---------- RECORDS FOR THE TASK ----------

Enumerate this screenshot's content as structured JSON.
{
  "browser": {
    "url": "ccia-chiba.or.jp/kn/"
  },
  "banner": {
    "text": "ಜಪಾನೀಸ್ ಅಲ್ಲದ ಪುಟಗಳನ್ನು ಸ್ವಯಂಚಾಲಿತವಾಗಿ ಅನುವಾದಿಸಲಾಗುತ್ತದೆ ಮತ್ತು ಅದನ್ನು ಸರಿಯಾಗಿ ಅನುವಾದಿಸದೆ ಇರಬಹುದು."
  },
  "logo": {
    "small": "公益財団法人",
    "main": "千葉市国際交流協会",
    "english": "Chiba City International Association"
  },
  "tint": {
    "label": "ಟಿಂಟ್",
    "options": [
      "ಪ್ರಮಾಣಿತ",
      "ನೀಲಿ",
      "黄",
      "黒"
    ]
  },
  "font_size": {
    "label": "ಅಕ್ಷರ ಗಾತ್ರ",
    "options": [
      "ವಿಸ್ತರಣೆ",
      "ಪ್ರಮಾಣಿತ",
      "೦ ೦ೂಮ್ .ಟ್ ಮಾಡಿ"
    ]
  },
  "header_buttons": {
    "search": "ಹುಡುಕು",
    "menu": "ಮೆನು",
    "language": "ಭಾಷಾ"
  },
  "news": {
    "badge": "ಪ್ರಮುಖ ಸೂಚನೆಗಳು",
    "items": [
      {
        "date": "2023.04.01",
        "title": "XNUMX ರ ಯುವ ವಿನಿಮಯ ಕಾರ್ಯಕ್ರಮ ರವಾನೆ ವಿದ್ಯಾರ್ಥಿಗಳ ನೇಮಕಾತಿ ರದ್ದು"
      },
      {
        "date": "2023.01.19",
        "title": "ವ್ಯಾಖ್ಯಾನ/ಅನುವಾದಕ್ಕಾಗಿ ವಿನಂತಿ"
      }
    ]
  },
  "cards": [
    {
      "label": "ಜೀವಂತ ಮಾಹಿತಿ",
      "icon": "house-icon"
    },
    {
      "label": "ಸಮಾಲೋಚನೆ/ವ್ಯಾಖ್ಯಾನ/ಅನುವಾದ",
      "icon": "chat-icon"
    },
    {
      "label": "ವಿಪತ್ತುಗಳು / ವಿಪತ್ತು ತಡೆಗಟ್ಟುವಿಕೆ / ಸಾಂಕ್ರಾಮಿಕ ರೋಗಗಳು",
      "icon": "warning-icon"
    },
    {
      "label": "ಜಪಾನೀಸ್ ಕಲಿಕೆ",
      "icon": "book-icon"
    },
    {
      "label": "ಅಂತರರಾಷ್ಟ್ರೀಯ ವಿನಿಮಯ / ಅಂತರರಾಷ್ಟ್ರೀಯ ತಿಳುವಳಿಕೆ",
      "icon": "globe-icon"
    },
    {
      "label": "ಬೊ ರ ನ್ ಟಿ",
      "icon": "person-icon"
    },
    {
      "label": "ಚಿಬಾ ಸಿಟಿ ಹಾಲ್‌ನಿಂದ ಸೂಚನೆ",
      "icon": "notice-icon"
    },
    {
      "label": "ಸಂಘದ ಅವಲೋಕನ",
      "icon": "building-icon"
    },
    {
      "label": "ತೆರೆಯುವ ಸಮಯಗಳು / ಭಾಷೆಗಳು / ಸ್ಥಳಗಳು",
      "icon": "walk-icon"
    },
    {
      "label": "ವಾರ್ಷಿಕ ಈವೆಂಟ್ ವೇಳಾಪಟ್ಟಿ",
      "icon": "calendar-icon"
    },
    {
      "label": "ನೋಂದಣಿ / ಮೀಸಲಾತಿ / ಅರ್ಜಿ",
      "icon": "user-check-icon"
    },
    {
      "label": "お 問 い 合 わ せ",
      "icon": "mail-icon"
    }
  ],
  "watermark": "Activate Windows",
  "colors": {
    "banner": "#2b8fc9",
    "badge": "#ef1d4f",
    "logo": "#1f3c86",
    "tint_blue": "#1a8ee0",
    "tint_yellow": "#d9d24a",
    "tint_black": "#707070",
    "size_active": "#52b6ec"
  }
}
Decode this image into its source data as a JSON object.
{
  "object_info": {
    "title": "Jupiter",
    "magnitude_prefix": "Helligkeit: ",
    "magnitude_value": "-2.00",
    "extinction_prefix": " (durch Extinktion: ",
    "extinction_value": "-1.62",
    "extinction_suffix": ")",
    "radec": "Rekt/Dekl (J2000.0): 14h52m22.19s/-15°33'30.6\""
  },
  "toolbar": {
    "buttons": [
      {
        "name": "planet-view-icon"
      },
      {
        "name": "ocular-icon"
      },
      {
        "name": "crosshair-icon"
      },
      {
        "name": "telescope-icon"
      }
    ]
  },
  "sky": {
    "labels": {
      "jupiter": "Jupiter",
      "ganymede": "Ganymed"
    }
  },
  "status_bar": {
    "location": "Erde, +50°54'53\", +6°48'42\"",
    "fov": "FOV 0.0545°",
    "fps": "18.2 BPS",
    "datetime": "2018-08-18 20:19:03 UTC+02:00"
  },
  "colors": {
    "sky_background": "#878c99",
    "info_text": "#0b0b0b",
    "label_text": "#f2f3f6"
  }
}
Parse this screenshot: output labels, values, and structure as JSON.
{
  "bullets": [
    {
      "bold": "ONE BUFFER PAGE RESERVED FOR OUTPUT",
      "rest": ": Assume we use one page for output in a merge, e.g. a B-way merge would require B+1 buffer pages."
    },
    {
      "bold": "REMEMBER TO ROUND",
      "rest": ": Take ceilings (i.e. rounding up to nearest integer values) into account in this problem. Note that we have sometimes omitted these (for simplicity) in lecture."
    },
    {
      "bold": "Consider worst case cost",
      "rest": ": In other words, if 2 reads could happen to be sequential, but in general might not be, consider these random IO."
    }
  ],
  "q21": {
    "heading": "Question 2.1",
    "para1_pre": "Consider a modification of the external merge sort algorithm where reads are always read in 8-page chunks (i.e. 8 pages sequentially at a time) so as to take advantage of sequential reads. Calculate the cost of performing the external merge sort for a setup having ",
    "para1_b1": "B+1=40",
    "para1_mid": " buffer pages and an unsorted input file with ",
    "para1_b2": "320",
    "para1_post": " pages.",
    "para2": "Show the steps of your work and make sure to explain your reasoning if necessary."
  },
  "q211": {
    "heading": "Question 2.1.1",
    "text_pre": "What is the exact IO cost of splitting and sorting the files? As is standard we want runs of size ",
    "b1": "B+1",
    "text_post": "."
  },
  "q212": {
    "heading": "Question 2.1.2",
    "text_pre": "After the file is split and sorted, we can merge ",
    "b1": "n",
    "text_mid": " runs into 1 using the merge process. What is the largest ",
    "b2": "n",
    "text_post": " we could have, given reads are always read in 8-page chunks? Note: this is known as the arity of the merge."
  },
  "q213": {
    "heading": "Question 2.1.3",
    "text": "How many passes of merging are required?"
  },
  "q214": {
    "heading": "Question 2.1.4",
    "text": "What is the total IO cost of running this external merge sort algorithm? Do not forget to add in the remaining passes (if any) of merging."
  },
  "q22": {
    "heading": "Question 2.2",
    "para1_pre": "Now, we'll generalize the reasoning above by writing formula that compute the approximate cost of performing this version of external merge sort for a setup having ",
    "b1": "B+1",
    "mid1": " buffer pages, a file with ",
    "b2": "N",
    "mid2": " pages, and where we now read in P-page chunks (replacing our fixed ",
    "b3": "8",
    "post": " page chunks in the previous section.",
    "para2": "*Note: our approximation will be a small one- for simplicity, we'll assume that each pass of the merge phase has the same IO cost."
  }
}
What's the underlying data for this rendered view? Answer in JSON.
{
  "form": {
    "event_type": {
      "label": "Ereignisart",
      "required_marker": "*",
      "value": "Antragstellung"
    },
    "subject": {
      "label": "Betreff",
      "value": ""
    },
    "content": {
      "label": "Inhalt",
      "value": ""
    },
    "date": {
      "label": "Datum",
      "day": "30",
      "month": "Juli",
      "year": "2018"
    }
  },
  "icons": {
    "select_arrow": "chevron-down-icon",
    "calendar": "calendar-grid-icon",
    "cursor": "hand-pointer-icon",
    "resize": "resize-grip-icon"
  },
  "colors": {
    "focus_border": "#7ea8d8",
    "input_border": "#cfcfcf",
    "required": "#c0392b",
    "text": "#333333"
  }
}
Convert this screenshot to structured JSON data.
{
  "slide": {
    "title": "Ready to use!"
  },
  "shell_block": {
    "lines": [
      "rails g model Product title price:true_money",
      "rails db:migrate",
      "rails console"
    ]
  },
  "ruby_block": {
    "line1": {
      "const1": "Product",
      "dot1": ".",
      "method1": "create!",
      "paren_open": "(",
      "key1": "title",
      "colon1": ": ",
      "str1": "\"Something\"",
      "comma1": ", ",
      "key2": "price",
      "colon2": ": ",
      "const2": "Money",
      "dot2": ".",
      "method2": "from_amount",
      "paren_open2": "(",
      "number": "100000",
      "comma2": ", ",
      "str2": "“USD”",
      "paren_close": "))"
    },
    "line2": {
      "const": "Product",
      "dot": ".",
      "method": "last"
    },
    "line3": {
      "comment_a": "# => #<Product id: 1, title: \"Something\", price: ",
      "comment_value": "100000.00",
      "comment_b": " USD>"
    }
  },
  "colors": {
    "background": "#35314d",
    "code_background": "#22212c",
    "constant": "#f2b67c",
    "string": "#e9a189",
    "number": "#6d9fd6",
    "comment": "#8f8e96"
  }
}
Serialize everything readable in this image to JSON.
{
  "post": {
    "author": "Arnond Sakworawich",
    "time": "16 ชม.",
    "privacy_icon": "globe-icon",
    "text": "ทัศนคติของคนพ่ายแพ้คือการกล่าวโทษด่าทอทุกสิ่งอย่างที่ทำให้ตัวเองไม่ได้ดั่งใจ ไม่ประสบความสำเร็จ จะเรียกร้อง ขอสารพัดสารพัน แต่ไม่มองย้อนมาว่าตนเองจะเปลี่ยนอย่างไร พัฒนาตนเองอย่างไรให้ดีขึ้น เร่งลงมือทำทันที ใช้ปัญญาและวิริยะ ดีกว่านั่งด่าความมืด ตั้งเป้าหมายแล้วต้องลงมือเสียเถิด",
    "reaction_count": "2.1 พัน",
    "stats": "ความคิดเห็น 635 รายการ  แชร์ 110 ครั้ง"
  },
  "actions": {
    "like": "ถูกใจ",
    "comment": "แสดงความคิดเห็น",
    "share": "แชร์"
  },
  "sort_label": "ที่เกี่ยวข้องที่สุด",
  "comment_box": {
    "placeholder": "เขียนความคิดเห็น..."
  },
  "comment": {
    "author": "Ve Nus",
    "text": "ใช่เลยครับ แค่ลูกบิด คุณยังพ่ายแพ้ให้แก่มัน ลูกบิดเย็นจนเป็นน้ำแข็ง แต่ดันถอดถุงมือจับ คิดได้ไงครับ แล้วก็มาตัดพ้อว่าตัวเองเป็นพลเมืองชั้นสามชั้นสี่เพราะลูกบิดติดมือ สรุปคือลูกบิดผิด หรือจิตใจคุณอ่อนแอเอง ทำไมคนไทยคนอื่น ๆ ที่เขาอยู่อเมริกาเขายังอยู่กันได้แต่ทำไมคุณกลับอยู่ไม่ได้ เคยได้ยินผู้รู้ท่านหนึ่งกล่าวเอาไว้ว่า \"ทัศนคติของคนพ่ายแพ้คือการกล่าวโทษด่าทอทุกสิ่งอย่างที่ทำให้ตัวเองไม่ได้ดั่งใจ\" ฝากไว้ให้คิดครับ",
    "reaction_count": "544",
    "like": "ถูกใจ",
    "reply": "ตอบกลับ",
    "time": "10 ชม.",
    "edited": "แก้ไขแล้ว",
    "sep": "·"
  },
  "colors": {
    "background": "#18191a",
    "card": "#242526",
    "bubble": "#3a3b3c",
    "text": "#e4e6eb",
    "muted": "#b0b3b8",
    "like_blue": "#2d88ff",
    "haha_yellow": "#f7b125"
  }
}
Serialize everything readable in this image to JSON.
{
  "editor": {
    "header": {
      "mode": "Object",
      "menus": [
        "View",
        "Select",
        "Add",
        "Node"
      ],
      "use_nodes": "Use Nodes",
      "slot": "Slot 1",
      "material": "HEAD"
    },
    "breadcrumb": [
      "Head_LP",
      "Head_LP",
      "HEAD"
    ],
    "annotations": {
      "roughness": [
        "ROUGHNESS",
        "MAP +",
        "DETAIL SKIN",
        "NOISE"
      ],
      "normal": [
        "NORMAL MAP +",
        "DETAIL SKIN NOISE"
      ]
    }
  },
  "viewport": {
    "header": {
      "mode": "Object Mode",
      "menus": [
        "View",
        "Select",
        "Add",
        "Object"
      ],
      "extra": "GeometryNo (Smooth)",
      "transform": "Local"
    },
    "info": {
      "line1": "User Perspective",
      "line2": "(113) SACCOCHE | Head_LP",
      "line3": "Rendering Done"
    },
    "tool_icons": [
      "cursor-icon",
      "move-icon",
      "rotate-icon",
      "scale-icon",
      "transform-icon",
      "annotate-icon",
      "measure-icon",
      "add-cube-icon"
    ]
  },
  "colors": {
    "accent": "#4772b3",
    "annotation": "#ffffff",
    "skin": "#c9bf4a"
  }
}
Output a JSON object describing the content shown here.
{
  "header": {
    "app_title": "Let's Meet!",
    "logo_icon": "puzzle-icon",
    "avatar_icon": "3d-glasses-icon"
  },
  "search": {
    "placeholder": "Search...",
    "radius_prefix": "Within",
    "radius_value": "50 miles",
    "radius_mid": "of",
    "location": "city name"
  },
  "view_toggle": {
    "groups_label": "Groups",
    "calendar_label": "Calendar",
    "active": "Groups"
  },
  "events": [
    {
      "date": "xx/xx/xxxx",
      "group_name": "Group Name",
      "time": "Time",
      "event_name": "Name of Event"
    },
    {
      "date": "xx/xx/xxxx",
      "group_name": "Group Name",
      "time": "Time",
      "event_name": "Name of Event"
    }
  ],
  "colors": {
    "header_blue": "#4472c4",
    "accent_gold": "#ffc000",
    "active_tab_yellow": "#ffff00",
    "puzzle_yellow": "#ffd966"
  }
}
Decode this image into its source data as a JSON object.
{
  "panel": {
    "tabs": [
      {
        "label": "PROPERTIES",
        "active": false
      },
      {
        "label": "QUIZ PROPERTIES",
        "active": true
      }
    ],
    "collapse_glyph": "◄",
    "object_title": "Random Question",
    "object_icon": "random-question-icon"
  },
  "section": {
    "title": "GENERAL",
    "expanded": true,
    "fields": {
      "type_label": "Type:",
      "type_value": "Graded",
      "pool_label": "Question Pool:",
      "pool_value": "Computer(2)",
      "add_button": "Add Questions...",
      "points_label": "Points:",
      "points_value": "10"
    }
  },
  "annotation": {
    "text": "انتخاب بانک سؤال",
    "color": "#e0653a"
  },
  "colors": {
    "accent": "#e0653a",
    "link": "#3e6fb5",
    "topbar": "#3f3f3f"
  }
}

----------

== TASK OBJECTIVE ==
Gather all lines from the listing above in which "price" occurs.

== SOLUTION TO THIS EXERCISE ==
      "rails g model Product title price:true_money",
      "key2": "price",
      "comment_a": "# => #<Product id: 1, title: \"Something\", price: ",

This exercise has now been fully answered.